-------- Source data --------
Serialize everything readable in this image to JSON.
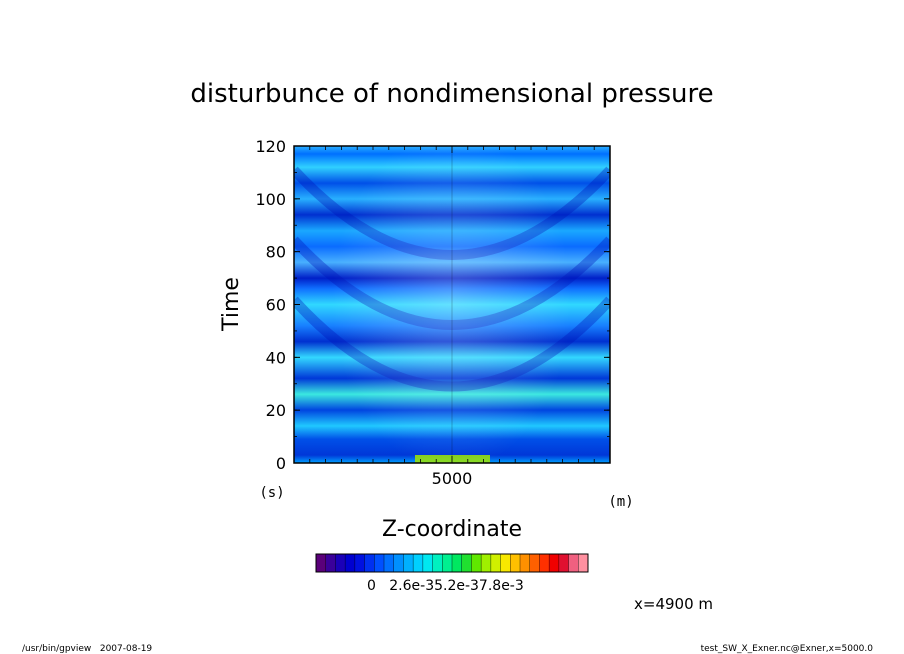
{
  "chart_data": {
    "type": "heatmap",
    "title": "disturbunce of nondimensional pressure",
    "xlabel": "Z-coordinate",
    "ylabel": "Time",
    "x_unit": "(m)",
    "y_unit": "(s)",
    "x_ticks": [
      "5000"
    ],
    "y_ticks": [
      "0",
      "20",
      "40",
      "60",
      "80",
      "100",
      "120"
    ],
    "ylim": [
      0,
      120
    ],
    "colorbar_labels": [
      "0",
      "2.6e-3",
      "5.2e-3",
      "7.8e-3"
    ],
    "colorbar_label_text": "0   2.6e-35.2e-37.8e-3",
    "bands": [
      {
        "t": 0,
        "color": "#00a0ff"
      },
      {
        "t": 3,
        "color": "#0037d8"
      },
      {
        "t": 9,
        "color": "#0050e8"
      },
      {
        "t": 14,
        "color": "#20c8ff"
      },
      {
        "t": 20,
        "color": "#0045e0"
      },
      {
        "t": 26,
        "color": "#3ae8e0"
      },
      {
        "t": 32,
        "color": "#0038d8"
      },
      {
        "t": 40,
        "color": "#33d8ff"
      },
      {
        "t": 46,
        "color": "#0030d0"
      },
      {
        "t": 52,
        "color": "#1880ff"
      },
      {
        "t": 60,
        "color": "#30d8ff"
      },
      {
        "t": 66,
        "color": "#0f70ff"
      },
      {
        "t": 70,
        "color": "#0020c8"
      },
      {
        "t": 76,
        "color": "#48b0ff"
      },
      {
        "t": 82,
        "color": "#0a6cff"
      },
      {
        "t": 88,
        "color": "#1aa8ff"
      },
      {
        "t": 94,
        "color": "#0030d0"
      },
      {
        "t": 100,
        "color": "#28b0ff"
      },
      {
        "t": 106,
        "color": "#0050e8"
      },
      {
        "t": 112,
        "color": "#30d0ff"
      },
      {
        "t": 117,
        "color": "#0070ff"
      },
      {
        "t": 120,
        "color": "#2ab0ff"
      }
    ],
    "colorbar_colors": [
      "#5a007a",
      "#3a009a",
      "#1a00b8",
      "#0000d0",
      "#0010e0",
      "#0030f0",
      "#0050ff",
      "#0070ff",
      "#0090ff",
      "#00b0ff",
      "#00d0ff",
      "#00e8f0",
      "#00f0c0",
      "#00f090",
      "#00e860",
      "#20e030",
      "#60e800",
      "#a0f000",
      "#d0f000",
      "#f8e800",
      "#ffc000",
      "#ff9000",
      "#ff6000",
      "#ff3000",
      "#f00000",
      "#e01030",
      "#f06080",
      "#ff90a0"
    ]
  },
  "annotation": "x=4900 m",
  "footer": {
    "left": "/usr/bin/gpview   2007-08-19",
    "right": "test_SW_X_Exner.nc@Exner,x=5000.0"
  }
}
--------
• **Problem**
Omit pictures; set down the rest of the material word for word.

• **Task response**
Serialize everything readable in this image to JSON.
{
  "chart_data": {
    "type": "heatmap",
    "title": "disturbunce of nondimensional pressure",
    "xlabel": "Z-coordinate",
    "ylabel": "Time",
    "x_unit": "(m)",
    "y_unit": "(s)",
    "x_ticks": [
      "5000"
    ],
    "y_ticks": [
      "0",
      "20",
      "40",
      "60",
      "80",
      "100",
      "120"
    ],
    "ylim": [
      0,
      120
    ],
    "colorbar_labels": [
      "0",
      "2.6e-3",
      "5.2e-3",
      "7.8e-3"
    ],
    "colorbar_label_text": "0   2.6e-35.2e-37.8e-3",
    "bands": [
      {
        "t": 0,
        "color": "#00a0ff"
      },
      {
        "t": 3,
        "color": "#0037d8"
      },
      {
        "t": 9,
        "color": "#0050e8"
      },
      {
        "t": 14,
        "color": "#20c8ff"
      },
      {
        "t": 20,
        "color": "#0045e0"
      },
      {
        "t": 26,
        "color": "#3ae8e0"
      },
      {
        "t": 32,
        "color": "#0038d8"
      },
      {
        "t": 40,
        "color": "#33d8ff"
      },
      {
        "t": 46,
        "color": "#0030d0"
      },
      {
        "t": 52,
        "color": "#1880ff"
      },
      {
        "t": 60,
        "color": "#30d8ff"
      },
      {
        "t": 66,
        "color": "#0f70ff"
      },
      {
        "t": 70,
        "color": "#0020c8"
      },
      {
        "t": 76,
        "color": "#48b0ff"
      },
      {
        "t": 82,
        "color": "#0a6cff"
      },
      {
        "t": 88,
        "color": "#1aa8ff"
      },
      {
        "t": 94,
        "color": "#0030d0"
      },
      {
        "t": 100,
        "color": "#28b0ff"
      },
      {
        "t": 106,
        "color": "#0050e8"
      },
      {
        "t": 112,
        "color": "#30d0ff"
      },
      {
        "t": 117,
        "color": "#0070ff"
      },
      {
        "t": 120,
        "color": "#2ab0ff"
      }
    ],
    "colorbar_colors": [
      "#5a007a",
      "#3a009a",
      "#1a00b8",
      "#0000d0",
      "#0010e0",
      "#0030f0",
      "#0050ff",
      "#0070ff",
      "#0090ff",
      "#00b0ff",
      "#00d0ff",
      "#00e8f0",
      "#00f0c0",
      "#00f090",
      "#00e860",
      "#20e030",
      "#60e800",
      "#a0f000",
      "#d0f000",
      "#f8e800",
      "#ffc000",
      "#ff9000",
      "#ff6000",
      "#ff3000",
      "#f00000",
      "#e01030",
      "#f06080",
      "#ff90a0"
    ]
  },
  "annotation": "x=4900 m",
  "footer": {
    "left": "/usr/bin/gpview   2007-08-19",
    "right": "test_SW_X_Exner.nc@Exner,x=5000.0"
  }
}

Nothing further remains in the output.